== Source records

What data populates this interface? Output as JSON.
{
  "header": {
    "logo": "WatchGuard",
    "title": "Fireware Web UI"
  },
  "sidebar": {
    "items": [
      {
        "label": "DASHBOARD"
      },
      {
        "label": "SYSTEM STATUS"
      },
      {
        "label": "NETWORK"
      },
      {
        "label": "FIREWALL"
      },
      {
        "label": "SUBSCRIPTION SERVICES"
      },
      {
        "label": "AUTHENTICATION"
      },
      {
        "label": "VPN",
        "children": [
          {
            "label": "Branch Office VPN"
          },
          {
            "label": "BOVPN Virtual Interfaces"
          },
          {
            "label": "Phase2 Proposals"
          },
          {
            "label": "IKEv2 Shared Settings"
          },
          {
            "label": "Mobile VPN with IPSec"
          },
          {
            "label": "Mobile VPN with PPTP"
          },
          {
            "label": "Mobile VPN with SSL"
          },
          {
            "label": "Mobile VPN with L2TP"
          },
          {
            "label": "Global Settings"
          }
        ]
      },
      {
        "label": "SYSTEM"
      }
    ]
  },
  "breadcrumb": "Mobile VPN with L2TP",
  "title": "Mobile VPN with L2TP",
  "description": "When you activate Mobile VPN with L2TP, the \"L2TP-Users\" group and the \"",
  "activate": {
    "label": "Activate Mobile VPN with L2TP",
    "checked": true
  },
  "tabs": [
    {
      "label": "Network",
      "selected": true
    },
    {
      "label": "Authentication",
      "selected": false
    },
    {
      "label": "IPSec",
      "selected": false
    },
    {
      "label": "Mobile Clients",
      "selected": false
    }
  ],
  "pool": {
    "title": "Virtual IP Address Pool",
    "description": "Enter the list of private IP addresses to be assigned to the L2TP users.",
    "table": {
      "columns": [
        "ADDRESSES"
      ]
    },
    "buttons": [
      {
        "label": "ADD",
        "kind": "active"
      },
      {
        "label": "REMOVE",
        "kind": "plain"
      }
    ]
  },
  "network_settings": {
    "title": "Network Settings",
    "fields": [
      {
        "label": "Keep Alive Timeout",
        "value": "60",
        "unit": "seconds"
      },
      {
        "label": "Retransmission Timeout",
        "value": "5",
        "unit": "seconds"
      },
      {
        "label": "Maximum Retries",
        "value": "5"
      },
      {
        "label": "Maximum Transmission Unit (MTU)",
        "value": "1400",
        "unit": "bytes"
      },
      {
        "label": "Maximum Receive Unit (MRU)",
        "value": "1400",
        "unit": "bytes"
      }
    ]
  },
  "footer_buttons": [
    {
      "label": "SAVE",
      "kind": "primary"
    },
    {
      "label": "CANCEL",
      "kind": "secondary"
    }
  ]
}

====

Task details
The listing above must be transcribed exactly, line by line.

Response below
What data populates this interface? Output as JSON.
{
  "header": {
    "logo": "WatchGuard",
    "title": "Fireware Web UI"
  },
  "sidebar": {
    "items": [
      {
        "label": "DASHBOARD"
      },
      {
        "label": "SYSTEM STATUS"
      },
      {
        "label": "NETWORK"
      },
      {
        "label": "FIREWALL"
      },
      {
        "label": "SUBSCRIPTION SERVICES"
      },
      {
        "label": "AUTHENTICATION"
      },
      {
        "label": "VPN",
        "children": [
          {
            "label": "Branch Office VPN"
          },
          {
            "label": "BOVPN Virtual Interfaces"
          },
          {
            "label": "Phase2 Proposals"
          },
          {
            "label": "IKEv2 Shared Settings"
          },
          {
            "label": "Mobile VPN with IPSec"
          },
          {
            "label": "Mobile VPN with PPTP"
          },
          {
            "label": "Mobile VPN with SSL"
          },
          {
            "label": "Mobile VPN with L2TP"
          },
          {
            "label": "Global Settings"
          }
        ]
      },
      {
        "label": "SYSTEM"
      }
    ]
  },
  "breadcrumb": "Mobile VPN with L2TP",
  "title": "Mobile VPN with L2TP",
  "description": "When you activate Mobile VPN with L2TP, the \"L2TP-Users\" group and the \"",
  "activate": {
    "label": "Activate Mobile VPN with L2TP",
    "checked": true
  },
  "tabs": [
    {
      "label": "Network",
      "selected": true
    },
    {
      "label": "Authentication",
      "selected": false
    },
    {
      "label": "IPSec",
      "selected": false
    },
    {
      "label": "Mobile Clients",
      "selected": false
    }
  ],
  "pool": {
    "title": "Virtual IP Address Pool",
    "description": "Enter the list of private IP addresses to be assigned to the L2TP users.",
    "table": {
      "columns": [
        "ADDRESSES"
      ]
    },
    "buttons": [
      {
        "label": "ADD",
        "kind": "active"
      },
      {
        "label": "REMOVE",
        "kind": "plain"
      }
    ]
  },
  "network_settings": {
    "title": "Network Settings",
    "fields": [
      {
        "label": "Keep Alive Timeout",
        "value": "60",
        "unit": "seconds"
      },
      {
        "label": "Retransmission Timeout",
        "value": "5",
        "unit": "seconds"
      },
      {
        "label": "Maximum Retries",
        "value": "5"
      },
      {
        "label": "Maximum Transmission Unit (MTU)",
        "value": "1400",
        "unit": "bytes"
      },
      {
        "label": "Maximum Receive Unit (MRU)",
        "value": "1400",
        "unit": "bytes"
      }
    ]
  },
  "footer_buttons": [
    {
      "label": "SAVE",
      "kind": "primary"
    },
    {
      "label": "CANCEL",
      "kind": "secondary"
    }
  ]
}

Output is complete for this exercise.